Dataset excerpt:
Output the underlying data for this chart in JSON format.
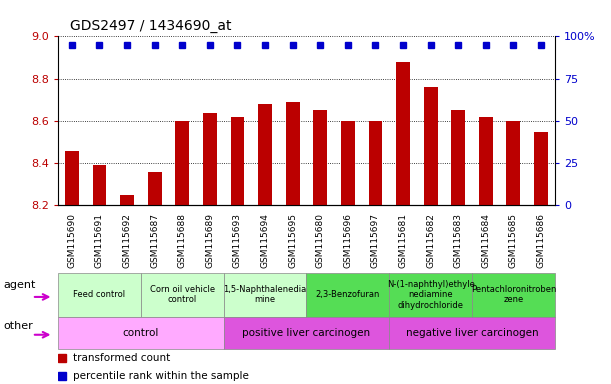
{
  "title": "GDS2497 / 1434690_at",
  "samples": [
    "GSM115690",
    "GSM115691",
    "GSM115692",
    "GSM115687",
    "GSM115688",
    "GSM115689",
    "GSM115693",
    "GSM115694",
    "GSM115695",
    "GSM115680",
    "GSM115696",
    "GSM115697",
    "GSM115681",
    "GSM115682",
    "GSM115683",
    "GSM115684",
    "GSM115685",
    "GSM115686"
  ],
  "bar_values": [
    8.46,
    8.39,
    8.25,
    8.36,
    8.6,
    8.64,
    8.62,
    8.68,
    8.69,
    8.65,
    8.6,
    8.6,
    8.88,
    8.76,
    8.65,
    8.62,
    8.6,
    8.55
  ],
  "percentile_values": [
    95,
    95,
    95,
    95,
    95,
    95,
    95,
    95,
    95,
    95,
    95,
    95,
    95,
    95,
    95,
    95,
    95,
    95
  ],
  "ylim": [
    8.2,
    9.0
  ],
  "yticks": [
    8.2,
    8.4,
    8.6,
    8.8,
    9.0
  ],
  "right_yticks_labels": [
    "0",
    "25",
    "50",
    "75",
    "100%"
  ],
  "right_yticks_vals": [
    0,
    25,
    50,
    75,
    100
  ],
  "right_ylim": [
    0,
    100
  ],
  "bar_color": "#bb0000",
  "percentile_color": "#0000cc",
  "agent_groups": [
    {
      "label": "Feed control",
      "start": 0,
      "end": 3,
      "color": "#ccffcc"
    },
    {
      "label": "Corn oil vehicle\ncontrol",
      "start": 3,
      "end": 6,
      "color": "#ccffcc"
    },
    {
      "label": "1,5-Naphthalenedia\nmine",
      "start": 6,
      "end": 9,
      "color": "#ccffcc"
    },
    {
      "label": "2,3-Benzofuran",
      "start": 9,
      "end": 12,
      "color": "#55dd55"
    },
    {
      "label": "N-(1-naphthyl)ethyle\nnediamine\ndihydrochloride",
      "start": 12,
      "end": 15,
      "color": "#55dd55"
    },
    {
      "label": "Pentachloronitroben\nzene",
      "start": 15,
      "end": 18,
      "color": "#55dd55"
    }
  ],
  "other_groups": [
    {
      "label": "control",
      "start": 0,
      "end": 6,
      "color": "#ffaaff"
    },
    {
      "label": "positive liver carcinogen",
      "start": 6,
      "end": 12,
      "color": "#dd55dd"
    },
    {
      "label": "negative liver carcinogen",
      "start": 12,
      "end": 18,
      "color": "#dd55dd"
    }
  ],
  "legend_red": "transformed count",
  "legend_blue": "percentile rank within the sample",
  "bar_width": 0.5
}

§ GOAL
Output the records above exactly; leave out the pictures.

§ PROBLEM SOLUTION
Output the underlying data for this chart in JSON format.
{
  "title": "GDS2497 / 1434690_at",
  "samples": [
    "GSM115690",
    "GSM115691",
    "GSM115692",
    "GSM115687",
    "GSM115688",
    "GSM115689",
    "GSM115693",
    "GSM115694",
    "GSM115695",
    "GSM115680",
    "GSM115696",
    "GSM115697",
    "GSM115681",
    "GSM115682",
    "GSM115683",
    "GSM115684",
    "GSM115685",
    "GSM115686"
  ],
  "bar_values": [
    8.46,
    8.39,
    8.25,
    8.36,
    8.6,
    8.64,
    8.62,
    8.68,
    8.69,
    8.65,
    8.6,
    8.6,
    8.88,
    8.76,
    8.65,
    8.62,
    8.6,
    8.55
  ],
  "percentile_values": [
    95,
    95,
    95,
    95,
    95,
    95,
    95,
    95,
    95,
    95,
    95,
    95,
    95,
    95,
    95,
    95,
    95,
    95
  ],
  "ylim": [
    8.2,
    9.0
  ],
  "yticks": [
    8.2,
    8.4,
    8.6,
    8.8,
    9.0
  ],
  "right_yticks_labels": [
    "0",
    "25",
    "50",
    "75",
    "100%"
  ],
  "right_yticks_vals": [
    0,
    25,
    50,
    75,
    100
  ],
  "right_ylim": [
    0,
    100
  ],
  "bar_color": "#bb0000",
  "percentile_color": "#0000cc",
  "agent_groups": [
    {
      "label": "Feed control",
      "start": 0,
      "end": 3,
      "color": "#ccffcc"
    },
    {
      "label": "Corn oil vehicle\ncontrol",
      "start": 3,
      "end": 6,
      "color": "#ccffcc"
    },
    {
      "label": "1,5-Naphthalenedia\nmine",
      "start": 6,
      "end": 9,
      "color": "#ccffcc"
    },
    {
      "label": "2,3-Benzofuran",
      "start": 9,
      "end": 12,
      "color": "#55dd55"
    },
    {
      "label": "N-(1-naphthyl)ethyle\nnediamine\ndihydrochloride",
      "start": 12,
      "end": 15,
      "color": "#55dd55"
    },
    {
      "label": "Pentachloronitroben\nzene",
      "start": 15,
      "end": 18,
      "color": "#55dd55"
    }
  ],
  "other_groups": [
    {
      "label": "control",
      "start": 0,
      "end": 6,
      "color": "#ffaaff"
    },
    {
      "label": "positive liver carcinogen",
      "start": 6,
      "end": 12,
      "color": "#dd55dd"
    },
    {
      "label": "negative liver carcinogen",
      "start": 12,
      "end": 18,
      "color": "#dd55dd"
    }
  ],
  "legend_red": "transformed count",
  "legend_blue": "percentile rank within the sample",
  "bar_width": 0.5
}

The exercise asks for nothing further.